**Source records:**
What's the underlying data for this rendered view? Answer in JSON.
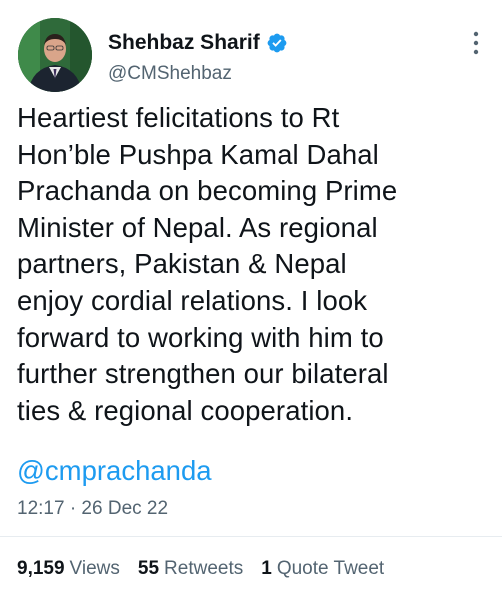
{
  "author": {
    "display_name": "Shehbaz Sharif",
    "handle": "@CMShehbaz",
    "verified": true
  },
  "tweet": {
    "text": "Heartiest felicitations to Rt\nHon’ble Pushpa Kamal Dahal\nPrachanda on becoming Prime\nMinister of Nepal. As regional\npartners, Pakistan & Nepal\nenjoy cordial relations. I look\nforward to working with him to\nfurther strengthen our bilateral\nties & regional cooperation.",
    "mention": "@cmprachanda",
    "timestamp": "12:17 · 26 Dec 22"
  },
  "stats": {
    "views_count": "9,159",
    "views_label": "Views",
    "retweets_count": "55",
    "retweets_label": "Retweets",
    "quotes_count": "1",
    "quotes_label": "Quote Tweet"
  },
  "colors": {
    "link": "#1d9bf0",
    "secondary_text": "#536471",
    "verified_badge": "#1d9bf0"
  },
  "icons": {
    "verified": "verified-badge-icon",
    "more": "more-options-icon"
  }
}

**AIM:** Copy out all the entries exactly. Images stay out of the copy.

**ANSWER IN FULL:**
What's the underlying data for this rendered view? Answer in JSON.
{
  "author": {
    "display_name": "Shehbaz Sharif",
    "handle": "@CMShehbaz",
    "verified": true
  },
  "tweet": {
    "text": "Heartiest felicitations to Rt\nHon’ble Pushpa Kamal Dahal\nPrachanda on becoming Prime\nMinister of Nepal. As regional\npartners, Pakistan & Nepal\nenjoy cordial relations. I look\nforward to working with him to\nfurther strengthen our bilateral\nties & regional cooperation.",
    "mention": "@cmprachanda",
    "timestamp": "12:17 · 26 Dec 22"
  },
  "stats": {
    "views_count": "9,159",
    "views_label": "Views",
    "retweets_count": "55",
    "retweets_label": "Retweets",
    "quotes_count": "1",
    "quotes_label": "Quote Tweet"
  },
  "colors": {
    "link": "#1d9bf0",
    "secondary_text": "#536471",
    "verified_badge": "#1d9bf0"
  },
  "icons": {
    "verified": "verified-badge-icon",
    "more": "more-options-icon"
  }
}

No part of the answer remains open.